* Requirements *
Filter the records below for the word "name". Copy each line that holds it.

* Input data *
=-=-=-=-=

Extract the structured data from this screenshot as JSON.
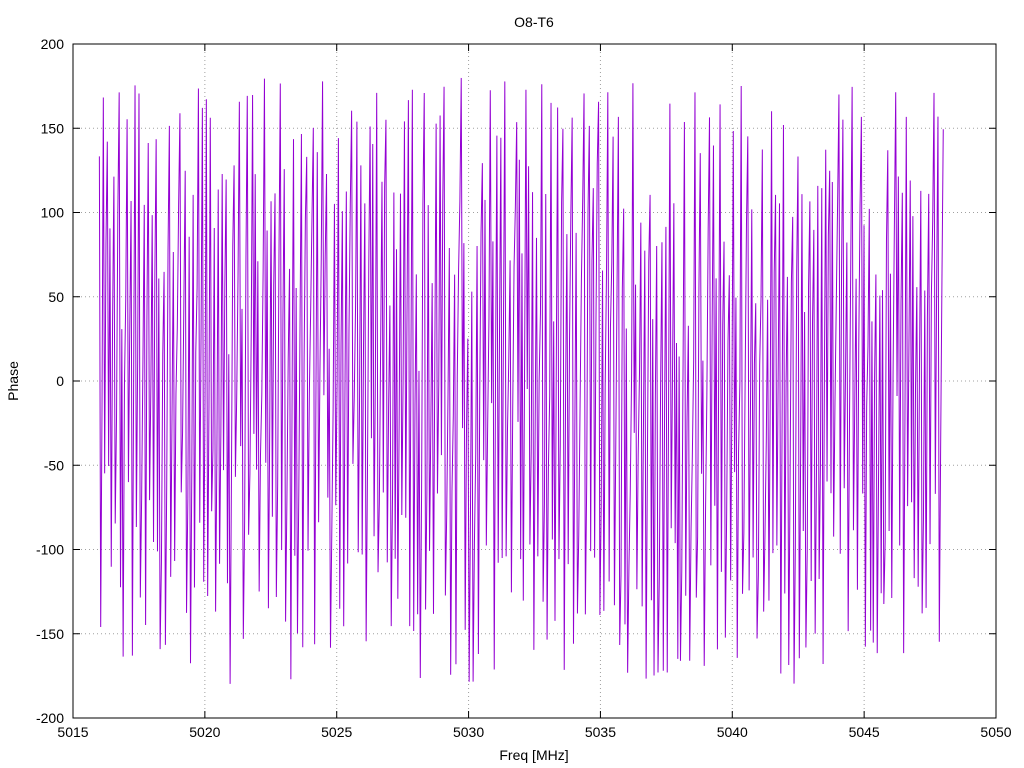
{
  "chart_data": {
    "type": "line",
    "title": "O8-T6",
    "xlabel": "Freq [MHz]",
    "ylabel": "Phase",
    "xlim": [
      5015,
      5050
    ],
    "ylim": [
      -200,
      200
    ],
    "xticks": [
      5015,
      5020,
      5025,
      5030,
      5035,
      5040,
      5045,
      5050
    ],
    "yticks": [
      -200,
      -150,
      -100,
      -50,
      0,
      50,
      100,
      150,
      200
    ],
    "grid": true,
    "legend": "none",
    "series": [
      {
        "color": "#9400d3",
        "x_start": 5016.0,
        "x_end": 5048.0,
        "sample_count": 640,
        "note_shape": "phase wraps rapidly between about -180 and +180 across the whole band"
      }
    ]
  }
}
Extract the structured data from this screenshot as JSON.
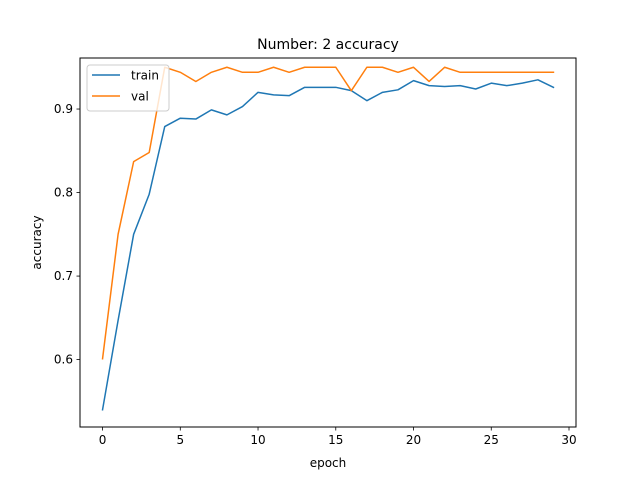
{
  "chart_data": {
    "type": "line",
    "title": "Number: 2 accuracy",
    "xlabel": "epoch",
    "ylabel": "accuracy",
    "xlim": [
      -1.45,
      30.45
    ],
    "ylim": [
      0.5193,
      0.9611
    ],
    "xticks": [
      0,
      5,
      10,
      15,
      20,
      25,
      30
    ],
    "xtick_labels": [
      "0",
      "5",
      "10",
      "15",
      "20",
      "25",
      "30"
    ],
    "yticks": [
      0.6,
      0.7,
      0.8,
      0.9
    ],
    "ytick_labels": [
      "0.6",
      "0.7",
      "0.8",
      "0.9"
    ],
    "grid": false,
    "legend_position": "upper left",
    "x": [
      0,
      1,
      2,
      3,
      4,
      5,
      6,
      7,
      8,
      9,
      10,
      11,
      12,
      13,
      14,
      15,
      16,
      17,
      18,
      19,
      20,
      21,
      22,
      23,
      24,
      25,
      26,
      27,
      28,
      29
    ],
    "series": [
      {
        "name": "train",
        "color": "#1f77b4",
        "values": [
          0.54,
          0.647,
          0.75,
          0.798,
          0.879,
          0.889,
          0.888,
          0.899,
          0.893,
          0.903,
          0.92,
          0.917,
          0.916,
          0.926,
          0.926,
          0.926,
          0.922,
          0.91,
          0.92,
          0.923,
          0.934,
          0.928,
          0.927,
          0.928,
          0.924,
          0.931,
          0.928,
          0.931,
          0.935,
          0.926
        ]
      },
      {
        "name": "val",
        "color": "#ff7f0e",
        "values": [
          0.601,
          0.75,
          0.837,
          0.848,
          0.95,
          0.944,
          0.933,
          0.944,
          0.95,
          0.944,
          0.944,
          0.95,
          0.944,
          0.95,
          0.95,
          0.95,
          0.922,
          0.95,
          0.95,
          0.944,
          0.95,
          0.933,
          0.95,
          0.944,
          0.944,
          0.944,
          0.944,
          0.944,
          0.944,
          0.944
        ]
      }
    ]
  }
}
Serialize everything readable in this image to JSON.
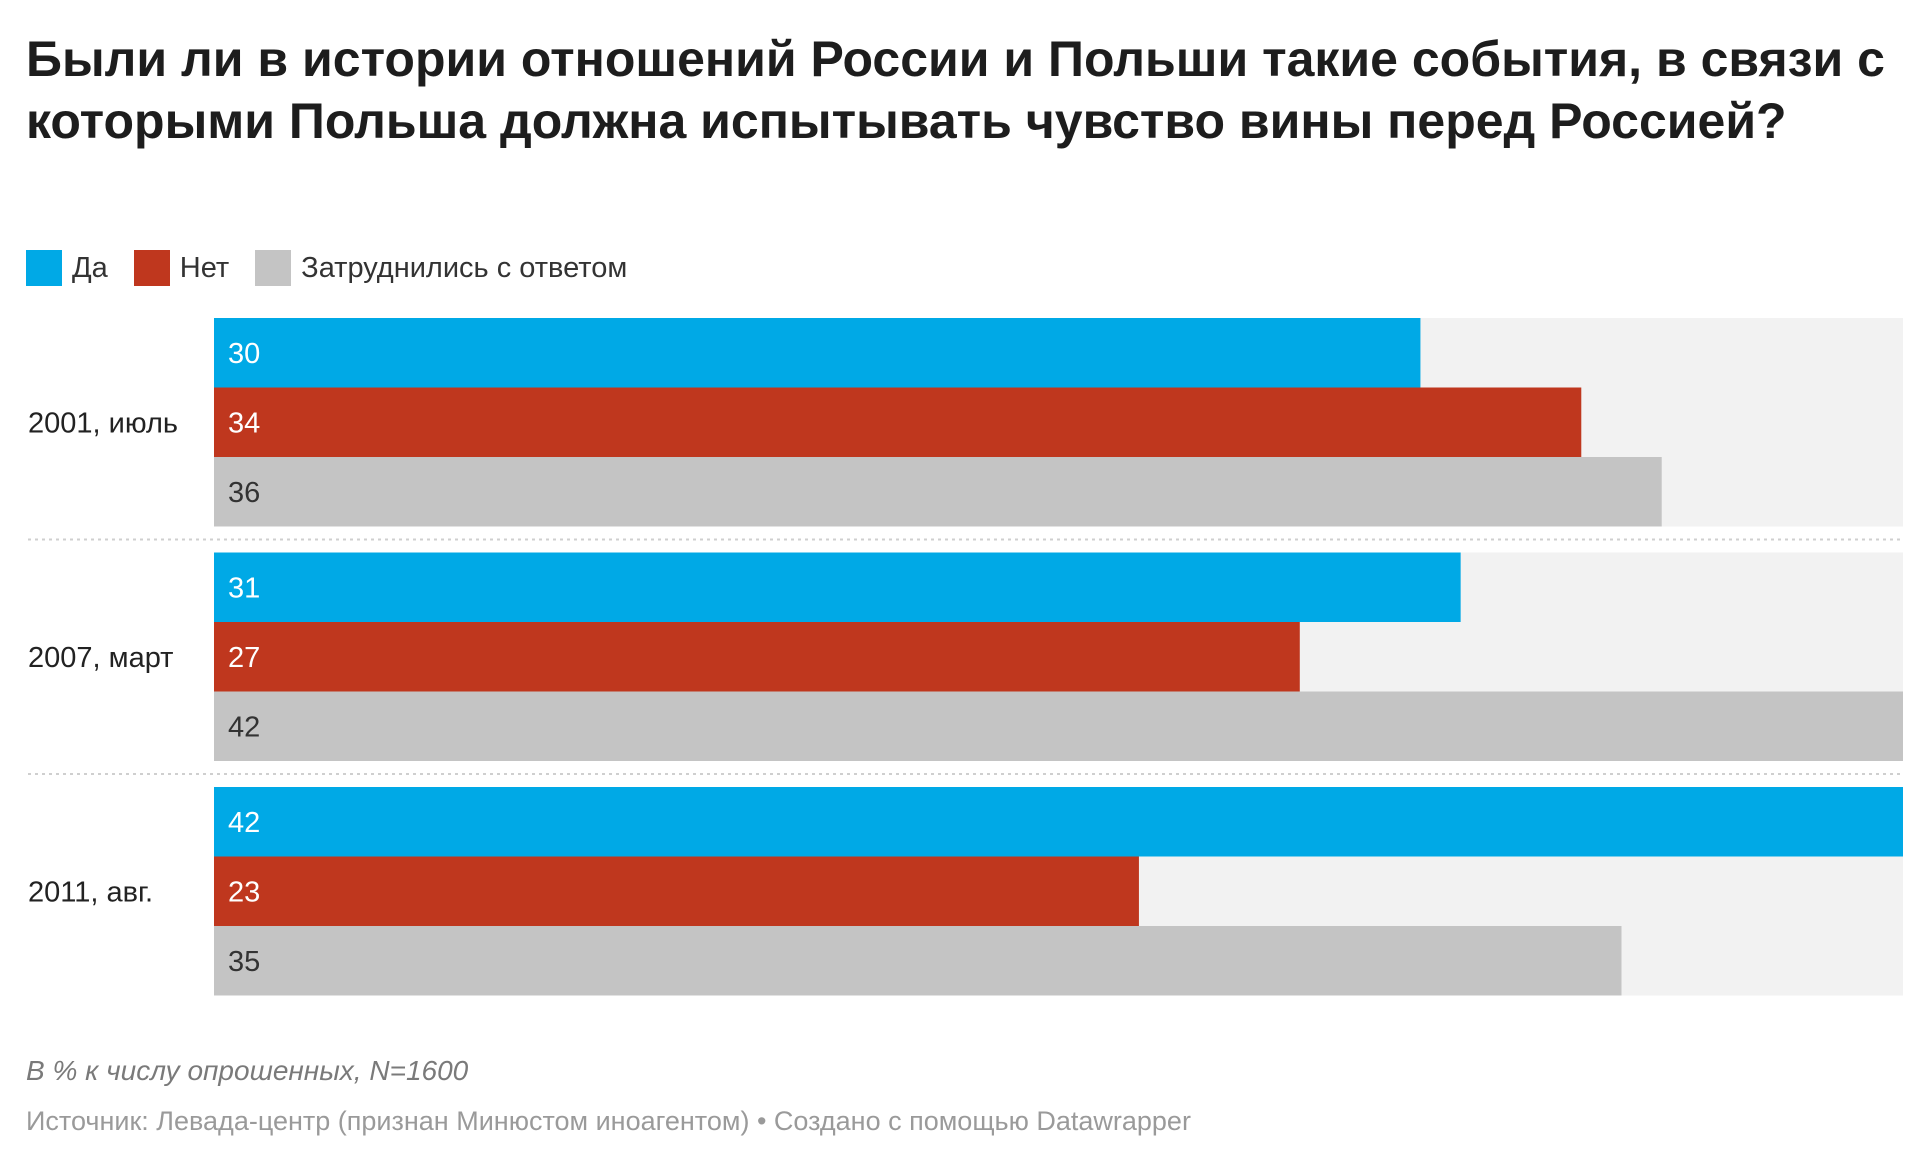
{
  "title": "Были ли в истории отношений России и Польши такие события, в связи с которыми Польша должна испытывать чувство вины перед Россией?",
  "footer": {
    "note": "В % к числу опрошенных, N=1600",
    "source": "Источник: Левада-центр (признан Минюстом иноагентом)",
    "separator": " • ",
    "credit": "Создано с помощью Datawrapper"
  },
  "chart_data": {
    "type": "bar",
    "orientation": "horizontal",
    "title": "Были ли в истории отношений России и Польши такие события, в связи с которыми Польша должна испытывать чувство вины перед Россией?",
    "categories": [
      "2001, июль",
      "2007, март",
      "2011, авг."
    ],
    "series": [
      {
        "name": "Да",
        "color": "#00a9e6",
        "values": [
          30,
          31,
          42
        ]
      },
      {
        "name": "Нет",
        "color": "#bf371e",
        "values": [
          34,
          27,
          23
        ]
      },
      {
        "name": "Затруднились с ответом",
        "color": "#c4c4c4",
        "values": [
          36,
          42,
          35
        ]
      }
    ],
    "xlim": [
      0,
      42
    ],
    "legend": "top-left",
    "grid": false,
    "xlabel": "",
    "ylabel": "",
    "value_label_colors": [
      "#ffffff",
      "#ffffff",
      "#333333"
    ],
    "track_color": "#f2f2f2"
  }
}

=-=-=-=-=

* Completed task *
        "name": "train",
        "name": "val",
        "name": "Да",
        "name": "Нет",
        "name": "Затруднились с ответом",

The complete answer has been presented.